### GIVEN INSTRUCTION
Output each entry verbatim and exclude every picture from it.

### MATERIALS PROVIDED
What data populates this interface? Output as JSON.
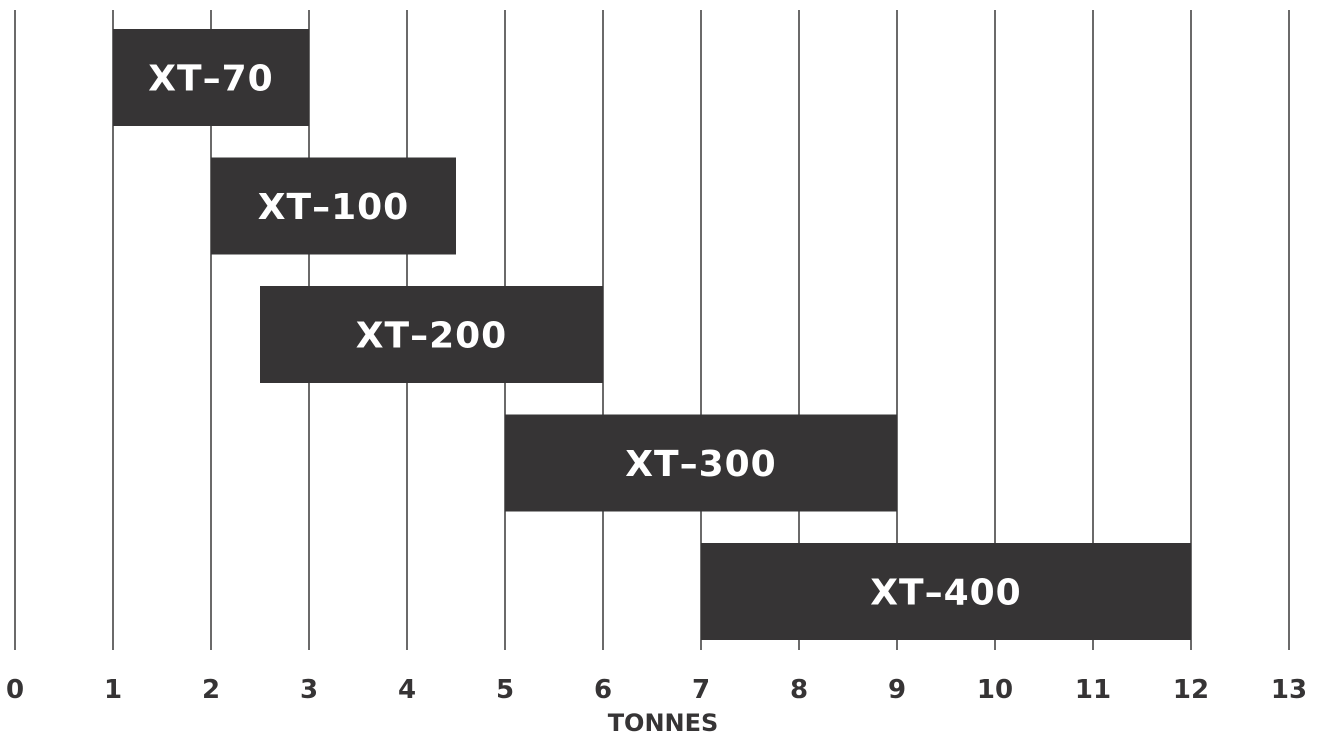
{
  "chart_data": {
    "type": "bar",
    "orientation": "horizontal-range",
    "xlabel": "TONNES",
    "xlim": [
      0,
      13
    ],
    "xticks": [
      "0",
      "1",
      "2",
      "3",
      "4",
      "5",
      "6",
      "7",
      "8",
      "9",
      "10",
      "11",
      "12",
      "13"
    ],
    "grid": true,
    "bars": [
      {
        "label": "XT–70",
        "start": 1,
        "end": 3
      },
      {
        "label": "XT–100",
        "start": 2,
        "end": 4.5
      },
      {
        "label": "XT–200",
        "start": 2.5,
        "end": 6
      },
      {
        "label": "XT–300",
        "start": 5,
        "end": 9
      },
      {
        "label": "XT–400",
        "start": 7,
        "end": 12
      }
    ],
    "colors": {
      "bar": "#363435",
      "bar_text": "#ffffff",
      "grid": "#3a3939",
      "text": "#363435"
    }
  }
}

### SOLUTION TO THE EXERCISE
What data populates this interface? Output as JSON.
{
  "chart_data": {
    "type": "bar",
    "orientation": "horizontal-range",
    "xlabel": "TONNES",
    "xlim": [
      0,
      13
    ],
    "xticks": [
      "0",
      "1",
      "2",
      "3",
      "4",
      "5",
      "6",
      "7",
      "8",
      "9",
      "10",
      "11",
      "12",
      "13"
    ],
    "grid": true,
    "bars": [
      {
        "label": "XT–70",
        "start": 1,
        "end": 3
      },
      {
        "label": "XT–100",
        "start": 2,
        "end": 4.5
      },
      {
        "label": "XT–200",
        "start": 2.5,
        "end": 6
      },
      {
        "label": "XT–300",
        "start": 5,
        "end": 9
      },
      {
        "label": "XT–400",
        "start": 7,
        "end": 12
      }
    ],
    "colors": {
      "bar": "#363435",
      "bar_text": "#ffffff",
      "grid": "#3a3939",
      "text": "#363435"
    }
  }
}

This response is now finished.